# WHAT THE TASK ASKS:
Gather each line containing the string "JSON" from these entries.

[Start of RECORDS TO PROCESS]

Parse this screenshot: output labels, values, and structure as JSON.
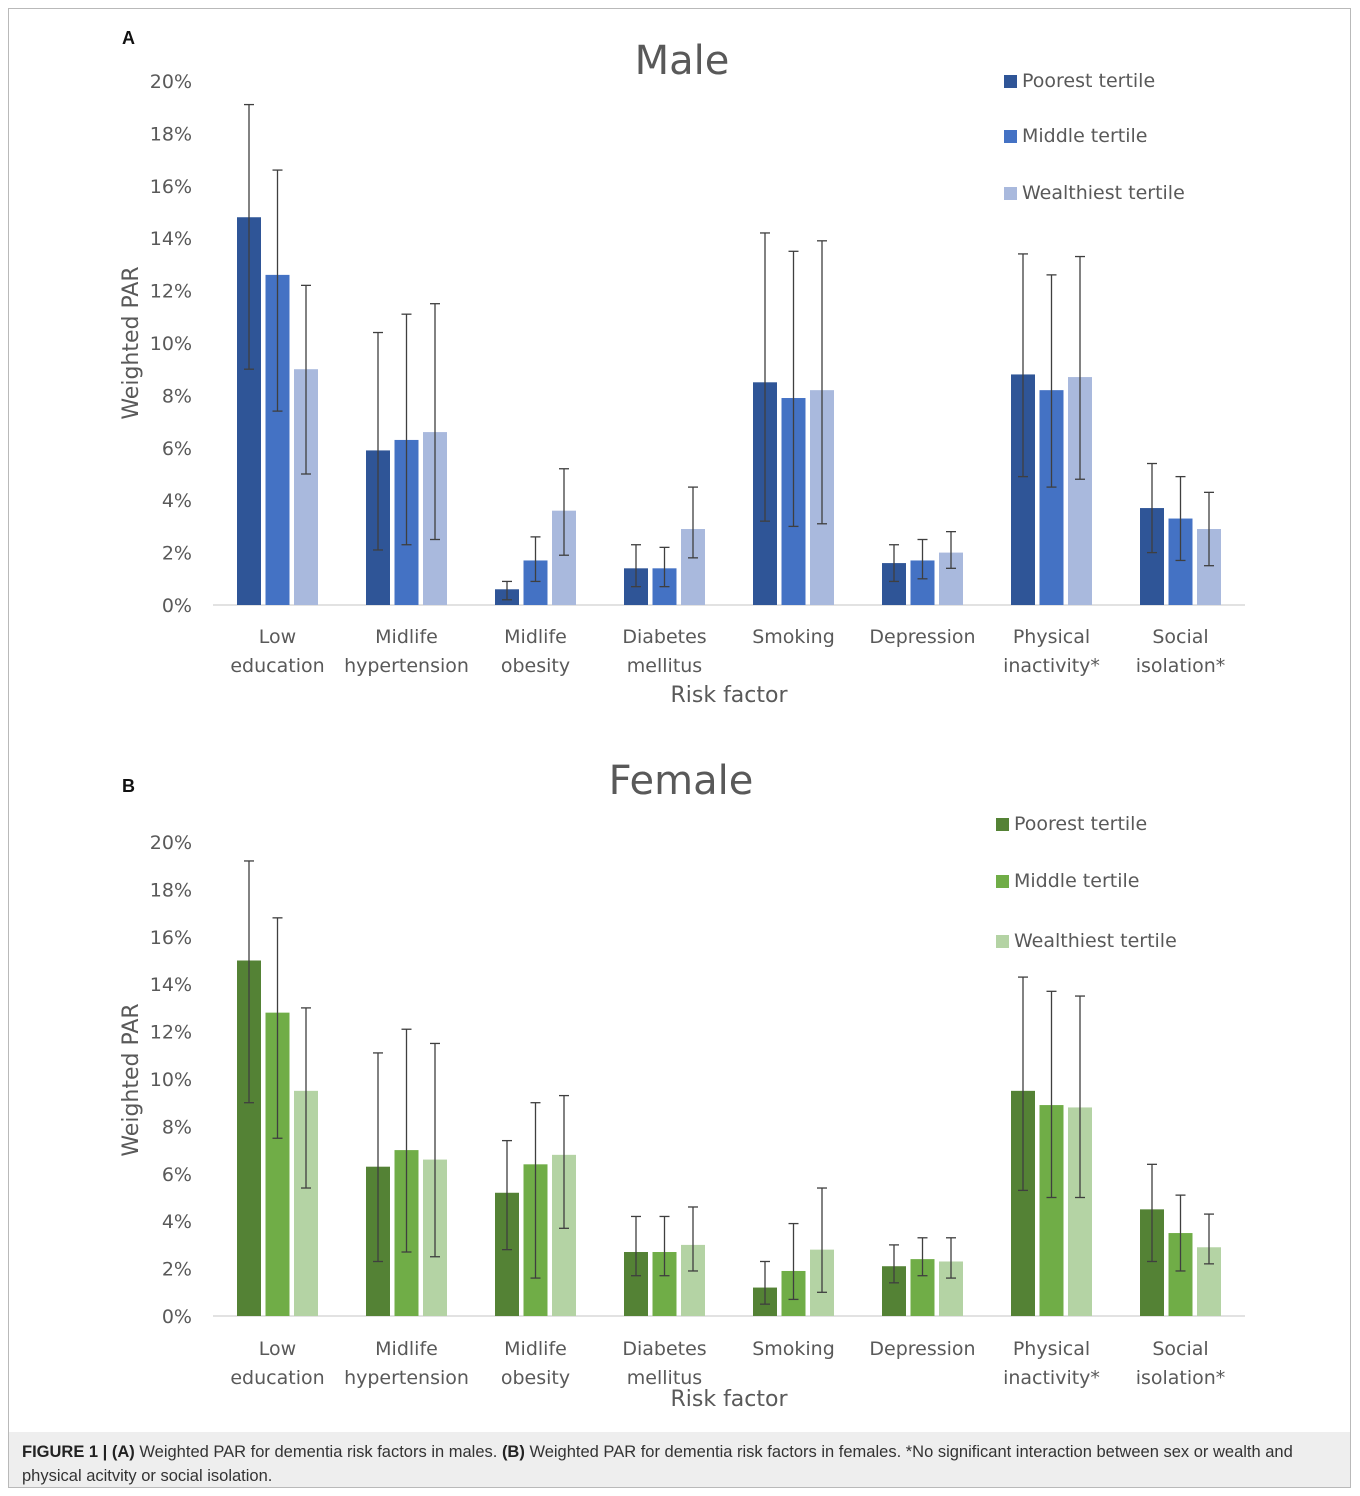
{
  "chart_data": [
    {
      "type": "bar",
      "panel_label": "A",
      "title": "Male",
      "xlabel": "Risk factor",
      "ylabel": "Weighted PAR",
      "ylim": [
        0,
        20
      ],
      "ytick_labels": [
        "0%",
        "2%",
        "4%",
        "6%",
        "8%",
        "10%",
        "12%",
        "14%",
        "16%",
        "18%",
        "20%"
      ],
      "categories": [
        [
          "Low",
          "education"
        ],
        [
          "Midlife",
          "hypertension"
        ],
        [
          "Midlife",
          "obesity"
        ],
        [
          "Diabetes",
          "mellitus"
        ],
        [
          "Smoking"
        ],
        [
          "Depression"
        ],
        [
          "Physical",
          "inactivity*"
        ],
        [
          "Social",
          "isolation*"
        ]
      ],
      "series": [
        {
          "name": "Poorest tertile",
          "color": "#2f5597",
          "values": [
            14.8,
            5.9,
            0.6,
            1.4,
            8.5,
            1.6,
            8.8,
            3.7
          ],
          "err_low": [
            9.0,
            2.1,
            0.2,
            0.7,
            3.2,
            0.9,
            4.9,
            2.0
          ],
          "err_high": [
            19.1,
            10.4,
            0.9,
            2.3,
            14.2,
            2.3,
            13.4,
            5.4
          ]
        },
        {
          "name": "Middle tertile",
          "color": "#4472c4",
          "values": [
            12.6,
            6.3,
            1.7,
            1.4,
            7.9,
            1.7,
            8.2,
            3.3
          ],
          "err_low": [
            7.4,
            2.3,
            0.9,
            0.7,
            3.0,
            1.0,
            4.5,
            1.7
          ],
          "err_high": [
            16.6,
            11.1,
            2.6,
            2.2,
            13.5,
            2.5,
            12.6,
            4.9
          ]
        },
        {
          "name": "Wealthiest tertile",
          "color": "#a9b9dd",
          "values": [
            9.0,
            6.6,
            3.6,
            2.9,
            8.2,
            2.0,
            8.7,
            2.9
          ],
          "err_low": [
            5.0,
            2.5,
            1.9,
            1.8,
            3.1,
            1.4,
            4.8,
            1.5
          ],
          "err_high": [
            12.2,
            11.5,
            5.2,
            4.5,
            13.9,
            2.8,
            13.3,
            4.3
          ]
        }
      ]
    },
    {
      "type": "bar",
      "panel_label": "B",
      "title": "Female",
      "xlabel": "Risk factor",
      "ylabel": "Weighted PAR",
      "ylim": [
        0,
        20
      ],
      "ytick_labels": [
        "0%",
        "2%",
        "4%",
        "6%",
        "8%",
        "10%",
        "12%",
        "14%",
        "16%",
        "18%",
        "20%"
      ],
      "categories": [
        [
          "Low",
          "education"
        ],
        [
          "Midlife",
          "hypertension"
        ],
        [
          "Midlife",
          "obesity"
        ],
        [
          "Diabetes",
          "mellitus"
        ],
        [
          "Smoking"
        ],
        [
          "Depression"
        ],
        [
          "Physical",
          "inactivity*"
        ],
        [
          "Social",
          "isolation*"
        ]
      ],
      "series": [
        {
          "name": "Poorest tertile",
          "color": "#548235",
          "values": [
            15.0,
            6.3,
            5.2,
            2.7,
            1.2,
            2.1,
            9.5,
            4.5
          ],
          "err_low": [
            9.0,
            2.3,
            2.8,
            1.7,
            0.5,
            1.4,
            5.3,
            2.3
          ],
          "err_high": [
            19.2,
            11.1,
            7.4,
            4.2,
            2.3,
            3.0,
            14.3,
            6.4
          ]
        },
        {
          "name": "Middle tertile",
          "color": "#70ad47",
          "values": [
            12.8,
            7.0,
            6.4,
            2.7,
            1.9,
            2.4,
            8.9,
            3.5
          ],
          "err_low": [
            7.5,
            2.7,
            1.6,
            1.7,
            0.7,
            1.7,
            5.0,
            1.9
          ],
          "err_high": [
            16.8,
            12.1,
            9.0,
            4.2,
            3.9,
            3.3,
            13.7,
            5.1
          ]
        },
        {
          "name": "Wealthiest tertile",
          "color": "#b4d3a4",
          "values": [
            9.5,
            6.6,
            6.8,
            3.0,
            2.8,
            2.3,
            8.8,
            2.9
          ],
          "err_low": [
            5.4,
            2.5,
            3.7,
            1.9,
            1.0,
            1.6,
            5.0,
            2.2
          ],
          "err_high": [
            13.0,
            11.5,
            9.3,
            4.6,
            5.4,
            3.3,
            13.5,
            4.3
          ]
        }
      ]
    }
  ],
  "caption": {
    "figure_label": "FIGURE 1 |",
    "a_label": "(A)",
    "a_text": "Weighted PAR for dementia risk factors in males.",
    "b_label": "(B)",
    "b_text": "Weighted PAR for dementia risk factors in females. *No significant interaction between sex or wealth and physical acitvity or social isolation."
  }
}
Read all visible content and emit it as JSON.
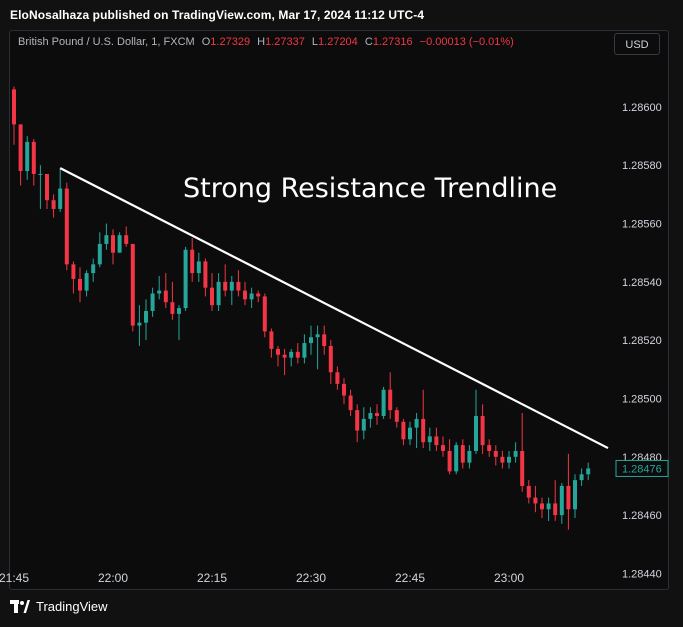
{
  "header": {
    "publisher": "EloNosalhaza published on TradingView.com, Mar 17, 2024 11:12 UTC-4"
  },
  "legend": {
    "symbol": "British Pound / U.S. Dollar, 1, FXCM",
    "o_label": "O",
    "o_value": "1.27329",
    "h_label": "H",
    "h_value": "1.27337",
    "l_label": "L",
    "l_value": "1.27204",
    "c_label": "C",
    "c_value": "1.27316",
    "change": "−0.00013 (−0.01%)"
  },
  "currency_button": "USD",
  "footer": {
    "brand": "TradingView"
  },
  "colors": {
    "up": "#26a69a",
    "down": "#f23645",
    "background": "#0c0c0c",
    "trendline": "#ffffff",
    "price_label": "#26a69a"
  },
  "chart_data": {
    "type": "candlestick",
    "title": "",
    "annotation": "Strong Resistance Trendline",
    "y_ticks": [
      "1.28600",
      "1.28580",
      "1.28560",
      "1.28540",
      "1.28520",
      "1.28500",
      "1.28480",
      "1.28460",
      "1.28440"
    ],
    "y_range": [
      1.28435,
      1.28625
    ],
    "x_ticks": [
      "21:45",
      "22:00",
      "22:15",
      "22:30",
      "22:45",
      "23:00"
    ],
    "x_tick_index": [
      0,
      15,
      30,
      45,
      60,
      75
    ],
    "grid": false,
    "current_price": "1.28476",
    "trendline": {
      "from": [
        7,
        1.28579
      ],
      "to": [
        90,
        1.28483
      ]
    },
    "candles": [
      [
        1.28606,
        1.28607,
        1.28587,
        1.28594
      ],
      [
        1.28594,
        1.28594,
        1.28573,
        1.28578
      ],
      [
        1.28578,
        1.2859,
        1.28575,
        1.28588
      ],
      [
        1.28588,
        1.28589,
        1.28573,
        1.28577
      ],
      [
        1.28577,
        1.2858,
        1.28565,
        1.28577
      ],
      [
        1.28577,
        1.28577,
        1.28565,
        1.28568
      ],
      [
        1.28568,
        1.2857,
        1.28562,
        1.28565
      ],
      [
        1.28565,
        1.28579,
        1.28564,
        1.28572
      ],
      [
        1.28572,
        1.28574,
        1.28544,
        1.28546
      ],
      [
        1.28546,
        1.28547,
        1.28536,
        1.28541
      ],
      [
        1.28541,
        1.28545,
        1.28533,
        1.28537
      ],
      [
        1.28537,
        1.28544,
        1.28535,
        1.28543
      ],
      [
        1.28543,
        1.28548,
        1.2854,
        1.28546
      ],
      [
        1.28546,
        1.28557,
        1.28545,
        1.28553
      ],
      [
        1.28553,
        1.2856,
        1.28551,
        1.28556
      ],
      [
        1.28556,
        1.28558,
        1.28546,
        1.2855
      ],
      [
        1.2855,
        1.28557,
        1.2855,
        1.28556
      ],
      [
        1.28556,
        1.28559,
        1.28552,
        1.28553
      ],
      [
        1.28553,
        1.28553,
        1.28523,
        1.28525
      ],
      [
        1.28525,
        1.28532,
        1.28518,
        1.28526
      ],
      [
        1.28526,
        1.28534,
        1.2852,
        1.2853
      ],
      [
        1.2853,
        1.28538,
        1.28528,
        1.28536
      ],
      [
        1.28536,
        1.28542,
        1.28534,
        1.28537
      ],
      [
        1.28537,
        1.28543,
        1.28531,
        1.28533
      ],
      [
        1.28533,
        1.2854,
        1.28527,
        1.28529
      ],
      [
        1.28529,
        1.28532,
        1.2852,
        1.28531
      ],
      [
        1.28531,
        1.28552,
        1.2853,
        1.28551
      ],
      [
        1.28551,
        1.28555,
        1.2854,
        1.28543
      ],
      [
        1.28543,
        1.2855,
        1.2854,
        1.28547
      ],
      [
        1.28547,
        1.28548,
        1.28535,
        1.28538
      ],
      [
        1.28538,
        1.28543,
        1.2853,
        1.28532
      ],
      [
        1.28532,
        1.28543,
        1.2853,
        1.2854
      ],
      [
        1.2854,
        1.28546,
        1.28535,
        1.28537
      ],
      [
        1.28537,
        1.28542,
        1.28532,
        1.2854
      ],
      [
        1.2854,
        1.28544,
        1.28535,
        1.28537
      ],
      [
        1.28537,
        1.2854,
        1.28532,
        1.28534
      ],
      [
        1.28534,
        1.28538,
        1.28531,
        1.28536
      ],
      [
        1.28536,
        1.28537,
        1.28533,
        1.28535
      ],
      [
        1.28535,
        1.28536,
        1.28521,
        1.28523
      ],
      [
        1.28523,
        1.28524,
        1.28514,
        1.28517
      ],
      [
        1.28517,
        1.28518,
        1.28511,
        1.28515
      ],
      [
        1.28515,
        1.28517,
        1.28508,
        1.28514
      ],
      [
        1.28514,
        1.28517,
        1.28511,
        1.28516
      ],
      [
        1.28516,
        1.28519,
        1.28512,
        1.28514
      ],
      [
        1.28514,
        1.28522,
        1.28512,
        1.28519
      ],
      [
        1.28519,
        1.28525,
        1.28515,
        1.28521
      ],
      [
        1.28521,
        1.28525,
        1.2851,
        1.28522
      ],
      [
        1.28522,
        1.28525,
        1.28515,
        1.28518
      ],
      [
        1.28518,
        1.2852,
        1.28505,
        1.28509
      ],
      [
        1.28509,
        1.28511,
        1.28503,
        1.28505
      ],
      [
        1.28505,
        1.28507,
        1.28498,
        1.28501
      ],
      [
        1.28501,
        1.28503,
        1.28494,
        1.28496
      ],
      [
        1.28496,
        1.28498,
        1.28485,
        1.28489
      ],
      [
        1.28489,
        1.28497,
        1.28486,
        1.28493
      ],
      [
        1.28493,
        1.28497,
        1.2849,
        1.28495
      ],
      [
        1.28495,
        1.28498,
        1.28491,
        1.28494
      ],
      [
        1.28494,
        1.28504,
        1.28493,
        1.28503
      ],
      [
        1.28503,
        1.28509,
        1.28493,
        1.28496
      ],
      [
        1.28496,
        1.28497,
        1.2849,
        1.28492
      ],
      [
        1.28492,
        1.28493,
        1.28484,
        1.28486
      ],
      [
        1.28486,
        1.28492,
        1.28484,
        1.2849
      ],
      [
        1.2849,
        1.28495,
        1.28483,
        1.28493
      ],
      [
        1.28493,
        1.28503,
        1.28483,
        1.28485
      ],
      [
        1.28485,
        1.2849,
        1.28482,
        1.28487
      ],
      [
        1.28487,
        1.2849,
        1.28482,
        1.28484
      ],
      [
        1.28484,
        1.28487,
        1.2848,
        1.28482
      ],
      [
        1.28482,
        1.28486,
        1.28474,
        1.28475
      ],
      [
        1.28475,
        1.28485,
        1.28474,
        1.28484
      ],
      [
        1.28484,
        1.28486,
        1.28476,
        1.28478
      ],
      [
        1.28478,
        1.28484,
        1.28476,
        1.28482
      ],
      [
        1.28482,
        1.28503,
        1.28481,
        1.28494
      ],
      [
        1.28494,
        1.28498,
        1.28481,
        1.28484
      ],
      [
        1.28484,
        1.28486,
        1.2848,
        1.28482
      ],
      [
        1.28482,
        1.28484,
        1.28477,
        1.2848
      ],
      [
        1.2848,
        1.28482,
        1.28476,
        1.28478
      ],
      [
        1.28478,
        1.28482,
        1.28476,
        1.2848
      ],
      [
        1.2848,
        1.28485,
        1.28478,
        1.28482
      ],
      [
        1.28482,
        1.28495,
        1.28468,
        1.2847
      ],
      [
        1.2847,
        1.28472,
        1.28464,
        1.28466
      ],
      [
        1.28466,
        1.2847,
        1.28461,
        1.28464
      ],
      [
        1.28464,
        1.28466,
        1.28459,
        1.28462
      ],
      [
        1.28462,
        1.28466,
        1.28458,
        1.28464
      ],
      [
        1.28464,
        1.28472,
        1.28458,
        1.2846
      ],
      [
        1.2846,
        1.28471,
        1.28457,
        1.2847
      ],
      [
        1.2847,
        1.28481,
        1.28455,
        1.28462
      ],
      [
        1.28462,
        1.28474,
        1.28459,
        1.28472
      ],
      [
        1.28472,
        1.28476,
        1.2847,
        1.28474
      ],
      [
        1.28474,
        1.28478,
        1.28472,
        1.28476
      ]
    ]
  }
}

[End of RECORDS TO PROCESS]

# RESPONSE TO THIS TASK:
Parse this screenshot: output labels, values, and structure as JSON.
Read all visible content and emit it as JSON.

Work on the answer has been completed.